**DATA SHOWN:**
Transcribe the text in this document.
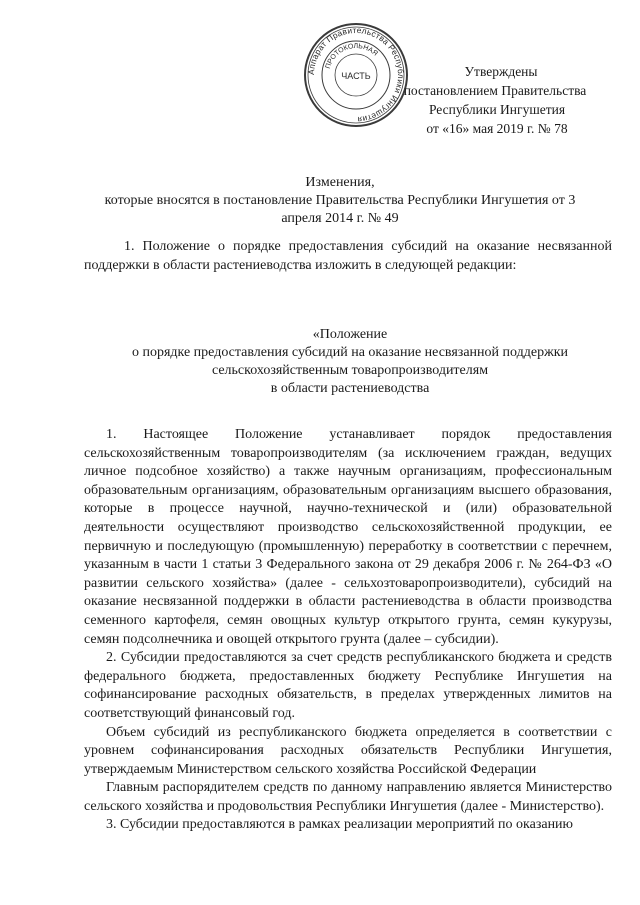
Аппарат Правительства Республики Ингушетия
ПРОТОКОЛЬНАЯ
ЧАСТЬ	Утверждены
постановлением Правительства
Республики Ингушетия
от «16» мая 2019 г. № 78
Изменения,
которые вносятся в постановление Правительства Республики Ингушетия от 3
апреля 2014 г. № 49

1. Положение о порядке предоставления субсидий на оказание несвязанной поддержки в области растениеводства изложить в следующей редакции:

«Положение
о порядке предоставления субсидий на оказание несвязанной поддержки
сельскохозяйственным товаропроизводителям
в области растениеводства

1. Настоящее Положение устанавливает порядок предоставления сельскохозяйственным товаропроизводителям (за исключением граждан, ведущих личное подсобное хозяйство) а также научным организациям, профессиональным образовательным организациям, образовательным организациям высшего образования, которые в процессе научной, научно-технической и (или) образовательной деятельности осуществляют производство сельскохозяйственной продукции, ее первичную и последующую (промышленную) переработку в соответствии с перечнем, указанным в части 1 статьи 3 Федерального закона от 29 декабря 2006 г. № 264-ФЗ «О развитии сельского хозяйства» (далее - сельхозтоваропроизводители), субсидий на оказание несвязанной поддержки в области растениеводства в области производства семенного картофеля, семян овощных культур открытого грунта, семян кукурузы, семян подсолнечника и овощей открытого грунта (далее – субсидии).

2. Субсидии предоставляются за счет средств республиканского бюджета и средств федерального бюджета, предоставленных бюджету Республике Ингушетия на софинансирование расходных обязательств, в пределах утвержденных лимитов на соответствующий финансовый год.

Объем субсидий из республиканского бюджета определяется в соответствии с уровнем софинансирования расходных обязательств Республики Ингушетия, утверждаемым Министерством сельского хозяйства Российской Федерации

Главным распорядителем средств по данному направлению является Министерство сельского хозяйства и продовольствия Республики Ингушетия (далее - Министерство).

3. Субсидии предоставляются в рамках реализации мероприятий по оказанию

**SHORT TASK:** Find the word "средств" in the records and pull out each line that has it.

**TASK RESPONSE:**
2. Субсидии предоставляются за счет средств республиканского бюджета и средств федерального бюджета, предоставленных бюджету Республике Ингушетия на софинансирование расходных обязательств, в пределах утвержденных лимитов на соответствующий финансовый год.
Главным распорядителем средств по данному направлению является Министерство сельского хозяйства и продовольствия Республики Ингушетия (далее - Министерство).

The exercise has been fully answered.